[Saved data entries]
----
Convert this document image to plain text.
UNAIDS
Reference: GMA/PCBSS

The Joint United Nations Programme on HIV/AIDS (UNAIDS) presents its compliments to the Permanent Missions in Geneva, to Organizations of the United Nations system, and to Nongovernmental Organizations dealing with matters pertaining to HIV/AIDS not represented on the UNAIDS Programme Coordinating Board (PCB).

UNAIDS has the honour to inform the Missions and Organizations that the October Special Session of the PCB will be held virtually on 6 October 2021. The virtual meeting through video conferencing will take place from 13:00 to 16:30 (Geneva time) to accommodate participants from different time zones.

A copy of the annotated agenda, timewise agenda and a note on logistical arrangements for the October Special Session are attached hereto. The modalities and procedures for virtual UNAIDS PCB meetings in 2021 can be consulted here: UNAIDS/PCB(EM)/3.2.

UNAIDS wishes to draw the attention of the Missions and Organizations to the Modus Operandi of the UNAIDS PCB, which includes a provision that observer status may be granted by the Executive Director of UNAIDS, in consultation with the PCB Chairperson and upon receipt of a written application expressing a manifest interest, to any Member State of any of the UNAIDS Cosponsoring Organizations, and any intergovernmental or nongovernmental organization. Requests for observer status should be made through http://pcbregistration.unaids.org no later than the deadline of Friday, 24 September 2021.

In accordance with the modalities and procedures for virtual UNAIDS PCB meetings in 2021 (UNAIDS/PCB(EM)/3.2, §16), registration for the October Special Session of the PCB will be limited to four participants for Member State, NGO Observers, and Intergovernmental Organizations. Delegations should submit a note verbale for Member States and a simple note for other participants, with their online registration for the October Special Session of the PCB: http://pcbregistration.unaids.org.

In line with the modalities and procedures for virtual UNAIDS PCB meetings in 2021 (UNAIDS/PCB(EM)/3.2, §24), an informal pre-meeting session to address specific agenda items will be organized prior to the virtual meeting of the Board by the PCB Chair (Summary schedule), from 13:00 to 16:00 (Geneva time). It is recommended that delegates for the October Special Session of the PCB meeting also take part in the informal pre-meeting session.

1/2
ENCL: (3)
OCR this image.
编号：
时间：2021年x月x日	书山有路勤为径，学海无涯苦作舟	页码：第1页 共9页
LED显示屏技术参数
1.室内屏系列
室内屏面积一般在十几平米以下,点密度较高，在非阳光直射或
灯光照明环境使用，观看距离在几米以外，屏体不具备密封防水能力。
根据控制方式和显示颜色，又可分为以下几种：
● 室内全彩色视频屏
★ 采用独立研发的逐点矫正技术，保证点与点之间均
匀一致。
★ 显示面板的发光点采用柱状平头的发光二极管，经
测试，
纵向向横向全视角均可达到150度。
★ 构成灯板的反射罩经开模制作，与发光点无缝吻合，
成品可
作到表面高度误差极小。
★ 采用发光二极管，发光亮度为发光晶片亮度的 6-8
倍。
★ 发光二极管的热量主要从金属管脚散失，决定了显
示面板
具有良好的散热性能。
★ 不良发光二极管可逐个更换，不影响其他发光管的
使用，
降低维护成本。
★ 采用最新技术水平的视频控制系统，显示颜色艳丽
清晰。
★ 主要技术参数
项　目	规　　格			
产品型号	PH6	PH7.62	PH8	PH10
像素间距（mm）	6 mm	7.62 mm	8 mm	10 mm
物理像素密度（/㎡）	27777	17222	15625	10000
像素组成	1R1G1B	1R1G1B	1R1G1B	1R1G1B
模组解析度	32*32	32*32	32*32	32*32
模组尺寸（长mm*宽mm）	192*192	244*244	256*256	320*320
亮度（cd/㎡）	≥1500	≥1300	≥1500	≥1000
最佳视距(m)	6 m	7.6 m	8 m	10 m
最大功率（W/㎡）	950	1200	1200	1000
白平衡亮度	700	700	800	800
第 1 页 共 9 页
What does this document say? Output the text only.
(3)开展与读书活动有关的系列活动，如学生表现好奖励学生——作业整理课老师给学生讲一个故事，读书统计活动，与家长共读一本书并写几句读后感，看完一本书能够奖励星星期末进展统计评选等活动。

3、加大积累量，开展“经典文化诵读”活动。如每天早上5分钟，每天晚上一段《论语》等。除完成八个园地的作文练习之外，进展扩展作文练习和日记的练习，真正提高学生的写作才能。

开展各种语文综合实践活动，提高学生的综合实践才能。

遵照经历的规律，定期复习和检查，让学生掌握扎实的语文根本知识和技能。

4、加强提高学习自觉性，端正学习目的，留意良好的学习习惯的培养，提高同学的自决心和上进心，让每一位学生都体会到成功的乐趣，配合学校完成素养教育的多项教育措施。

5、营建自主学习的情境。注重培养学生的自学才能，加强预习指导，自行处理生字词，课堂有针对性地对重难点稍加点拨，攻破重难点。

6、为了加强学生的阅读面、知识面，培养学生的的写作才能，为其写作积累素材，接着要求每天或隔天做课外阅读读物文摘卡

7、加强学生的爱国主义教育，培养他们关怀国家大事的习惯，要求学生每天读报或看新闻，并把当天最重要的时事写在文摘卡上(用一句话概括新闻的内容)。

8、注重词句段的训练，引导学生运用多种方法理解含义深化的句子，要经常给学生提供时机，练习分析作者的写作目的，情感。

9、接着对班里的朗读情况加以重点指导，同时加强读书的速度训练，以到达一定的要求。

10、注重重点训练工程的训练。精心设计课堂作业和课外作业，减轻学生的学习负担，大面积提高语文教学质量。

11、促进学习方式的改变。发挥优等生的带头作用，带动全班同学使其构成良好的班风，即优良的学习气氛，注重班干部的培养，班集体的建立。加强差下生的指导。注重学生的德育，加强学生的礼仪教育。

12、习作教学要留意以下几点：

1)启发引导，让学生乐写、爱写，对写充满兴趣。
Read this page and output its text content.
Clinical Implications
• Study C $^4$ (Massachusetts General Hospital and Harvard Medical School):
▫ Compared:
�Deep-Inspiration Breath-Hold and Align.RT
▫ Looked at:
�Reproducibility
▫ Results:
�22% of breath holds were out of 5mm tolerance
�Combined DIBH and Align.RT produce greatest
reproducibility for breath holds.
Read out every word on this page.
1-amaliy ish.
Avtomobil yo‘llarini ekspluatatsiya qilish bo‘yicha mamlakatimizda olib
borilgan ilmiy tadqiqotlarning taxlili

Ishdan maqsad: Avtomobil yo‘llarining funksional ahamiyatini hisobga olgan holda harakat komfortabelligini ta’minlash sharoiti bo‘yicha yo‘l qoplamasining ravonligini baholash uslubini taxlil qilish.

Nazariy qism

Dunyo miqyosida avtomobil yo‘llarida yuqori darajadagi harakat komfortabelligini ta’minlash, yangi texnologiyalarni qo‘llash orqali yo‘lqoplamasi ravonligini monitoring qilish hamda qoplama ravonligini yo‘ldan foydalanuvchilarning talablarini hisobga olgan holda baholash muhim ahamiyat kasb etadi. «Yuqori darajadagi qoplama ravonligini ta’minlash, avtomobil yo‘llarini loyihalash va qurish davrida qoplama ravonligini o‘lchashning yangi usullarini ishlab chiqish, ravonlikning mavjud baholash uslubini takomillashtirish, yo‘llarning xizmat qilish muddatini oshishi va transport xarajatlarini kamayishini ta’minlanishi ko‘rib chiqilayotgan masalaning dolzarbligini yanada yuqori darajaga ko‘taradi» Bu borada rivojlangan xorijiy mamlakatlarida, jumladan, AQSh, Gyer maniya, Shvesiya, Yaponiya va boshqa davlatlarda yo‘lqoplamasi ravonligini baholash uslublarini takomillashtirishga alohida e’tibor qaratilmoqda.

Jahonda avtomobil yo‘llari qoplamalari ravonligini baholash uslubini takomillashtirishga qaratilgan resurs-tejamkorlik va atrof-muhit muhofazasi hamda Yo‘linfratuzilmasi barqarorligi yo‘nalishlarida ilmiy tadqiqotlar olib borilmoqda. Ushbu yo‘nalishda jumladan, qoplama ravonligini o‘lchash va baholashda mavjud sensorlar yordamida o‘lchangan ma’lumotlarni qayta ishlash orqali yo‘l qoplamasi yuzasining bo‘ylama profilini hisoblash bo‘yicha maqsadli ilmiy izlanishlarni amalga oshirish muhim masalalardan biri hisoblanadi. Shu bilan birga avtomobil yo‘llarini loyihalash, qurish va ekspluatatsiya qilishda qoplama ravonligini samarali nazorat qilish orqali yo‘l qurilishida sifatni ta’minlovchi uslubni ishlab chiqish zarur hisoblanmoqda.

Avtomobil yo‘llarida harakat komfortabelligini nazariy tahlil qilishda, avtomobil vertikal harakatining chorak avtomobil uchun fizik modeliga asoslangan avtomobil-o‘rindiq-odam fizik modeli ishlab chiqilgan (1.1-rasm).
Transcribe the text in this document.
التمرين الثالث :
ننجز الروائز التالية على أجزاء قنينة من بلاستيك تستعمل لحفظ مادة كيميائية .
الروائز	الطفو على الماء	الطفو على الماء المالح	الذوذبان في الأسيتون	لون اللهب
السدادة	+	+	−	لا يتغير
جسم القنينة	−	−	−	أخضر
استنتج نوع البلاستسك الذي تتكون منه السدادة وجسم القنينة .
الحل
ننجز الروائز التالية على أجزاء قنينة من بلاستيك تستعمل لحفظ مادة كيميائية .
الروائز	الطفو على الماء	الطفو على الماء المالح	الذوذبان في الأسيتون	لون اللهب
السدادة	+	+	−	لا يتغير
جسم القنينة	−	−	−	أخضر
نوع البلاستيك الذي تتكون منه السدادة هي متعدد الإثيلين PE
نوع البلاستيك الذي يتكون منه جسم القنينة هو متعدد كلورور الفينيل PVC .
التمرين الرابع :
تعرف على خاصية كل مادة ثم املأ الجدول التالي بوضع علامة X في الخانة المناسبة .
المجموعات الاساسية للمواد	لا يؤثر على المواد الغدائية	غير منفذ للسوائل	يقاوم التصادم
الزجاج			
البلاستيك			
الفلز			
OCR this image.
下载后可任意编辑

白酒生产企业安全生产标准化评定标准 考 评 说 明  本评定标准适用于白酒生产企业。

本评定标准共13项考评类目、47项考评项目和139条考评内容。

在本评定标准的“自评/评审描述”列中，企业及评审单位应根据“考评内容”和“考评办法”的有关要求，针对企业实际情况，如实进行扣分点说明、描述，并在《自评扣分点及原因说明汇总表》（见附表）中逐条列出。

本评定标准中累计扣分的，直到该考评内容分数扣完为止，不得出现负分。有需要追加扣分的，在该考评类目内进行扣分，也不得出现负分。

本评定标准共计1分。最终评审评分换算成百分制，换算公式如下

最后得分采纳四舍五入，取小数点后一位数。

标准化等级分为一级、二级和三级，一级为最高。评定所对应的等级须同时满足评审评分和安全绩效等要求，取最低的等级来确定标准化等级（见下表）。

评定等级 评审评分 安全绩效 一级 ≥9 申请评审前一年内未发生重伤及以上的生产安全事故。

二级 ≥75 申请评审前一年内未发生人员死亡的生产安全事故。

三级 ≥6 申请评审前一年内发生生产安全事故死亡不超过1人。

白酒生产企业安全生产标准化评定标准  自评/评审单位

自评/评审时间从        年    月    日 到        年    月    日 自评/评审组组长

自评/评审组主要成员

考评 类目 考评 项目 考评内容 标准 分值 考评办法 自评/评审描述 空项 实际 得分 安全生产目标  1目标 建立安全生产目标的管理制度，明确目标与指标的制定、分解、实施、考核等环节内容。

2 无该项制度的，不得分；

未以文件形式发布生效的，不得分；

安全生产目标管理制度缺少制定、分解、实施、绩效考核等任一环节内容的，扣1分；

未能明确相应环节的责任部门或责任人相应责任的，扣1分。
----
## TASK PROMPT
Gather all lines from the records above in which "البلاستيك" appears.

## TASK SOLUTION
نوع البلاستيك الذي تتكون منه السدادة هي متعدد الإثيلين PE
نوع البلاستيك الذي يتكون منه جسم القنينة هو متعدد كلورور الفينيل PVC .
البلاستيك			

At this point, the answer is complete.